▸ Written exercise:
Would it be possible to write out each entry below exactly, without the pictures?

▸ Stored data:

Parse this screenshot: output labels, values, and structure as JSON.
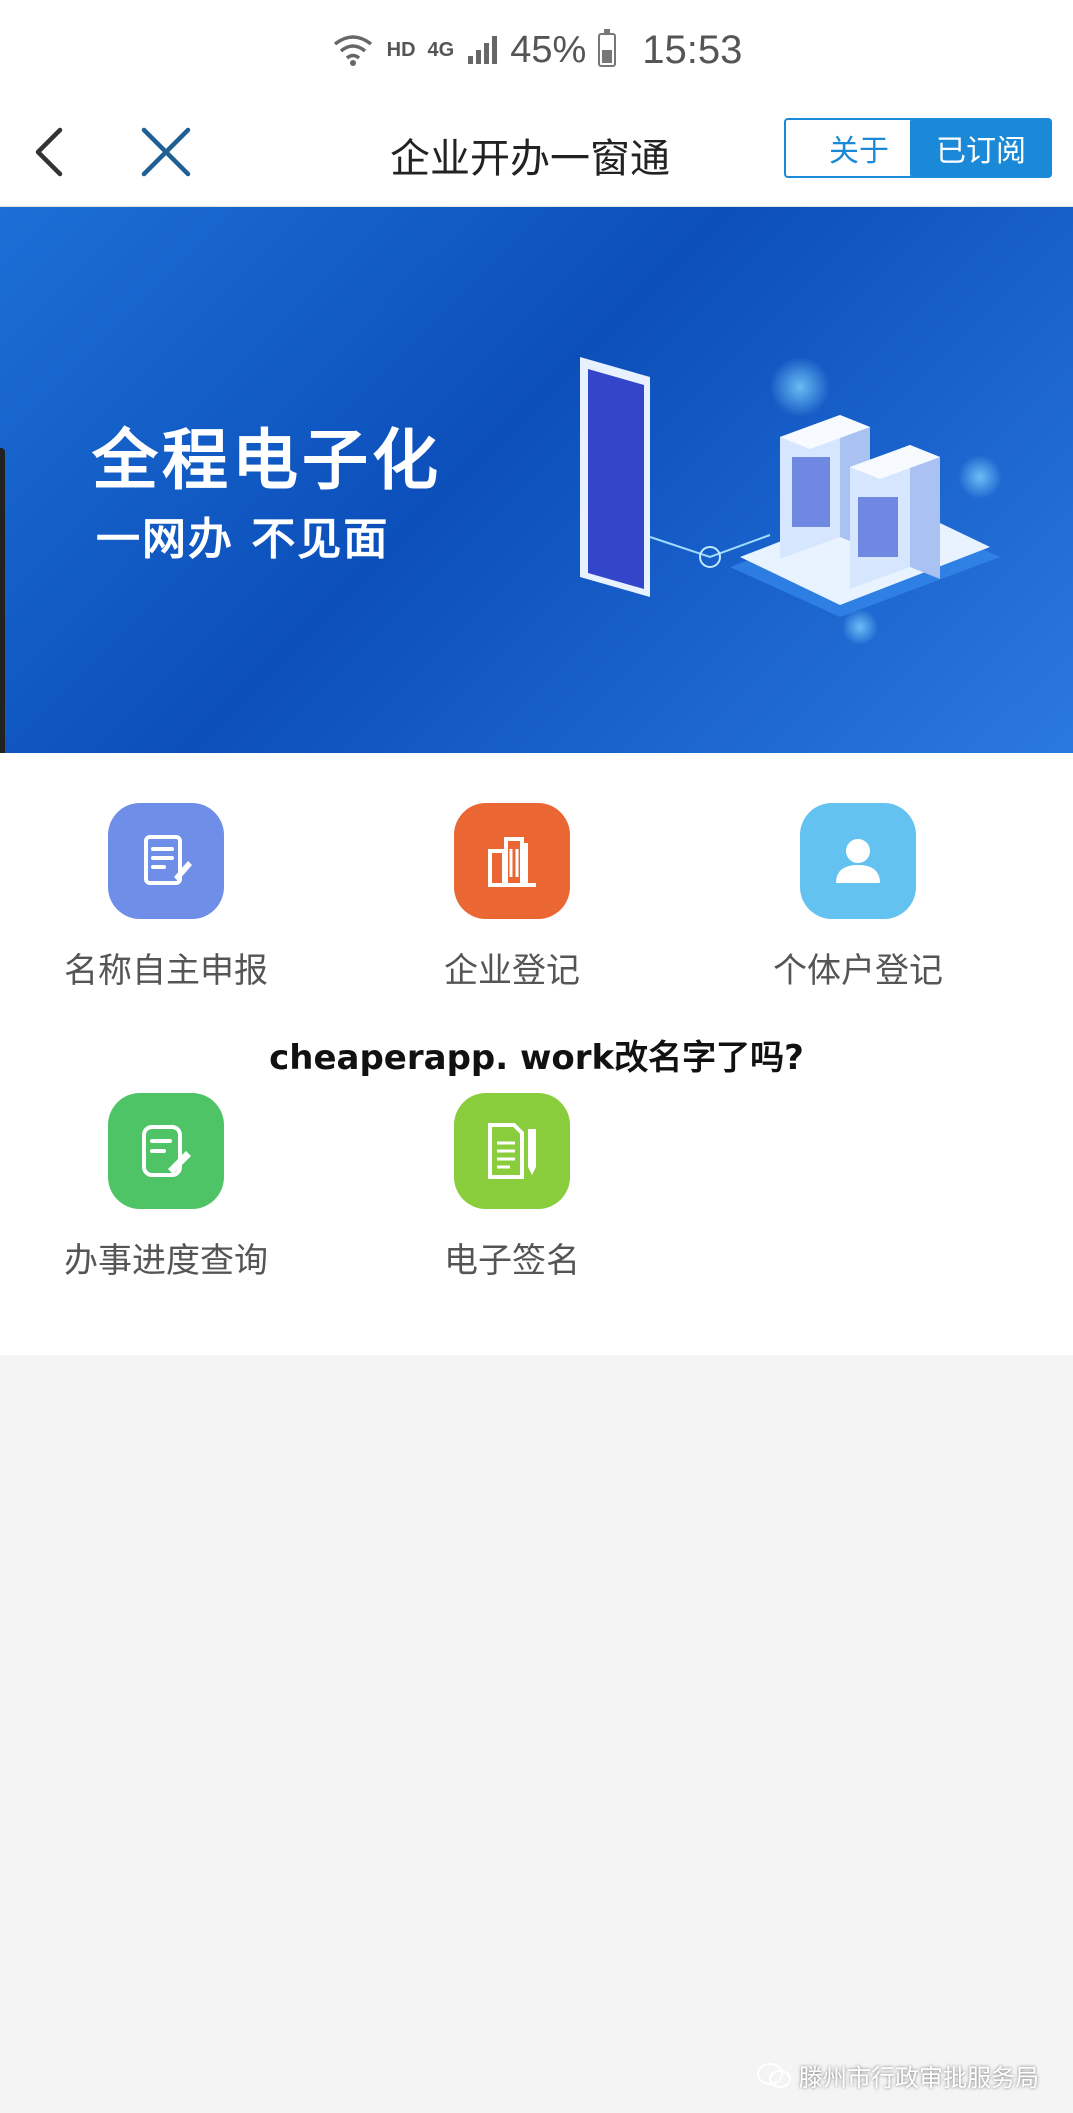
{
  "status_bar": {
    "network_label": "HD",
    "signal_label": "4G",
    "battery_percent": "45%",
    "time": "15:53",
    "icons": [
      "wifi-icon",
      "signal-icon",
      "battery-icon"
    ]
  },
  "title_bar": {
    "title": "企业开办一窗通",
    "about_label": "关于",
    "subscribed_label": "已订阅",
    "icons": [
      "back-icon",
      "close-icon"
    ]
  },
  "banner": {
    "heading": "全程电子化",
    "subheading": "一网办 不见面"
  },
  "services": [
    {
      "label": "名称自主申报",
      "icon": "edit-form-icon",
      "color": "#6f8ee8"
    },
    {
      "label": "企业登记",
      "icon": "building-icon",
      "color": "#ea6632"
    },
    {
      "label": "个体户登记",
      "icon": "person-icon",
      "color": "#64c2f0"
    },
    {
      "label": "办事进度查询",
      "icon": "progress-check-icon",
      "color": "#4fc466"
    },
    {
      "label": "电子签名",
      "icon": "document-sign-icon",
      "color": "#8acd3c"
    }
  ],
  "overlay_caption": "cheaperapp. work改名字了吗?",
  "watermark": "滕州市行政审批服务局",
  "colors": {
    "accent": "#1a8ad8",
    "banner": "#1265cc",
    "background": "#f4f4f4"
  }
}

▸ Task answer:
Parse this screenshot: output labels, values, and structure as JSON.
{
  "status_bar": {
    "network_label": "HD",
    "signal_label": "4G",
    "battery_percent": "45%",
    "time": "15:53",
    "icons": [
      "wifi-icon",
      "signal-icon",
      "battery-icon"
    ]
  },
  "title_bar": {
    "title": "企业开办一窗通",
    "about_label": "关于",
    "subscribed_label": "已订阅",
    "icons": [
      "back-icon",
      "close-icon"
    ]
  },
  "banner": {
    "heading": "全程电子化",
    "subheading": "一网办 不见面"
  },
  "services": [
    {
      "label": "名称自主申报",
      "icon": "edit-form-icon",
      "color": "#6f8ee8"
    },
    {
      "label": "企业登记",
      "icon": "building-icon",
      "color": "#ea6632"
    },
    {
      "label": "个体户登记",
      "icon": "person-icon",
      "color": "#64c2f0"
    },
    {
      "label": "办事进度查询",
      "icon": "progress-check-icon",
      "color": "#4fc466"
    },
    {
      "label": "电子签名",
      "icon": "document-sign-icon",
      "color": "#8acd3c"
    }
  ],
  "overlay_caption": "cheaperapp. work改名字了吗?",
  "watermark": "滕州市行政审批服务局",
  "colors": {
    "accent": "#1a8ad8",
    "banner": "#1265cc",
    "background": "#f4f4f4"
  }
}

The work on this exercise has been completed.